• GIVEN INSTRUCTION: Please reproduce every record, keeping each one exactly as written.

• Data extracted from a collection:

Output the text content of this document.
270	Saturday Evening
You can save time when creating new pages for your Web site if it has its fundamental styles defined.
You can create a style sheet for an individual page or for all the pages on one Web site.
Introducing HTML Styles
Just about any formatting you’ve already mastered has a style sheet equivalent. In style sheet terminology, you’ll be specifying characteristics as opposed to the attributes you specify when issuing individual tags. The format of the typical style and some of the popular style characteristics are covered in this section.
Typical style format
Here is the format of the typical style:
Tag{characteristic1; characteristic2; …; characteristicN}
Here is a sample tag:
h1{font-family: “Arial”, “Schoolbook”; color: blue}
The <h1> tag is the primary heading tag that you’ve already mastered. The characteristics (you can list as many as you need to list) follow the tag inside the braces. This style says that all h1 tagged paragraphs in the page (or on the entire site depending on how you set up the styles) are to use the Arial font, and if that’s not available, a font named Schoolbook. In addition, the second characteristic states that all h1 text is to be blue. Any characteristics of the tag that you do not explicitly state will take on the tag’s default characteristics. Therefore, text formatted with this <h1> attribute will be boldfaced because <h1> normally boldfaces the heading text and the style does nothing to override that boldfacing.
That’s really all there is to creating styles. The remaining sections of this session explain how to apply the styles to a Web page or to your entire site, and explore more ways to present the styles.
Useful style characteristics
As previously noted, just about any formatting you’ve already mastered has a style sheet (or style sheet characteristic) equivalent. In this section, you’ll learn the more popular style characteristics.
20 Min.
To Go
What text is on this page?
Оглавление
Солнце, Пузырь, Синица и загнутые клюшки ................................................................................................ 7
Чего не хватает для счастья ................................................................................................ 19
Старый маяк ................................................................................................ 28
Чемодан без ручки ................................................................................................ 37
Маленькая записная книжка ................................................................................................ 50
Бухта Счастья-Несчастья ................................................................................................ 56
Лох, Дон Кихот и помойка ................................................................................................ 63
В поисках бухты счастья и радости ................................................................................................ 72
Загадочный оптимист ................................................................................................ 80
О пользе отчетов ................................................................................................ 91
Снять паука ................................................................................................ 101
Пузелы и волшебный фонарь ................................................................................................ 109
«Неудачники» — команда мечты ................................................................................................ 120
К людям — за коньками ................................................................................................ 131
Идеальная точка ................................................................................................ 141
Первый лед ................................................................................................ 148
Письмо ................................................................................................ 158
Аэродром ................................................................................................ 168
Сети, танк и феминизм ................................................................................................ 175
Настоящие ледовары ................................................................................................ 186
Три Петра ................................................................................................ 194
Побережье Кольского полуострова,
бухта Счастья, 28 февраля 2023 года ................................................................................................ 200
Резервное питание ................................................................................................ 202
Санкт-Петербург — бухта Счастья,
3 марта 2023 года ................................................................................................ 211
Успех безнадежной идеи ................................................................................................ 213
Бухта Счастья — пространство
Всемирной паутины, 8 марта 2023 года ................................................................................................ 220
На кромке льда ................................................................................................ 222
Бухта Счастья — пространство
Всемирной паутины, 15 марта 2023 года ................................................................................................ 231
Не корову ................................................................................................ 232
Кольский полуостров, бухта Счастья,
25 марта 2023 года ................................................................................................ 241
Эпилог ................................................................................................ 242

• COMPLETE RESPONSE:
Output the text content of this document.
270	Saturday Evening
You can save time when creating new pages for your Web site if it has its fundamental styles defined.
You can create a style sheet for an individual page or for all the pages on one Web site.
Introducing HTML Styles
Just about any formatting you’ve already mastered has a style sheet equivalent. In style sheet terminology, you’ll be specifying characteristics as opposed to the attributes you specify when issuing individual tags. The format of the typical style and some of the popular style characteristics are covered in this section.
Typical style format
Here is the format of the typical style:
Tag{characteristic1; characteristic2; …; characteristicN}
Here is a sample tag:
h1{font-family: “Arial”, “Schoolbook”; color: blue}
The <h1> tag is the primary heading tag that you’ve already mastered. The characteristics (you can list as many as you need to list) follow the tag inside the braces. This style says that all h1 tagged paragraphs in the page (or on the entire site depending on how you set up the styles) are to use the Arial font, and if that’s not available, a font named Schoolbook. In addition, the second characteristic states that all h1 text is to be blue. Any characteristics of the tag that you do not explicitly state will take on the tag’s default characteristics. Therefore, text formatted with this <h1> attribute will be boldfaced because <h1> normally boldfaces the heading text and the style does nothing to override that boldfacing.
That’s really all there is to creating styles. The remaining sections of this session explain how to apply the styles to a Web page or to your entire site, and explore more ways to present the styles.
Useful style characteristics
As previously noted, just about any formatting you’ve already mastered has a style sheet (or style sheet characteristic) equivalent. In this section, you’ll learn the more popular style characteristics.
20 Min.
To Go
What text is on this page?
Оглавление
Солнце, Пузырь, Синица и загнутые клюшки ................................................................................................ 7
Чего не хватает для счастья ................................................................................................ 19
Старый маяк ................................................................................................ 28
Чемодан без ручки ................................................................................................ 37
Маленькая записная книжка ................................................................................................ 50
Бухта Счастья-Несчастья ................................................................................................ 56
Лох, Дон Кихот и помойка ................................................................................................ 63
В поисках бухты счастья и радости ................................................................................................ 72
Загадочный оптимист ................................................................................................ 80
О пользе отчетов ................................................................................................ 91
Снять паука ................................................................................................ 101
Пузелы и волшебный фонарь ................................................................................................ 109
«Неудачники» — команда мечты ................................................................................................ 120
К людям — за коньками ................................................................................................ 131
Идеальная точка ................................................................................................ 141
Первый лед ................................................................................................ 148
Письмо ................................................................................................ 158
Аэродром ................................................................................................ 168
Сети, танк и феминизм ................................................................................................ 175
Настоящие ледовары ................................................................................................ 186
Три Петра ................................................................................................ 194
Побережье Кольского полуострова,
бухта Счастья, 28 февраля 2023 года ................................................................................................ 200
Резервное питание ................................................................................................ 202
Санкт-Петербург — бухта Счастья,
3 марта 2023 года ................................................................................................ 211
Успех безнадежной идеи ................................................................................................ 213
Бухта Счастья — пространство
Всемирной паутины, 8 марта 2023 года ................................................................................................ 220
На кромке льда ................................................................................................ 222
Бухта Счастья — пространство
Всемирной паутины, 15 марта 2023 года ................................................................................................ 231
Не корову ................................................................................................ 232
Кольский полуостров, бухта Счастья,
25 марта 2023 года ................................................................................................ 241
Эпилог ................................................................................................ 242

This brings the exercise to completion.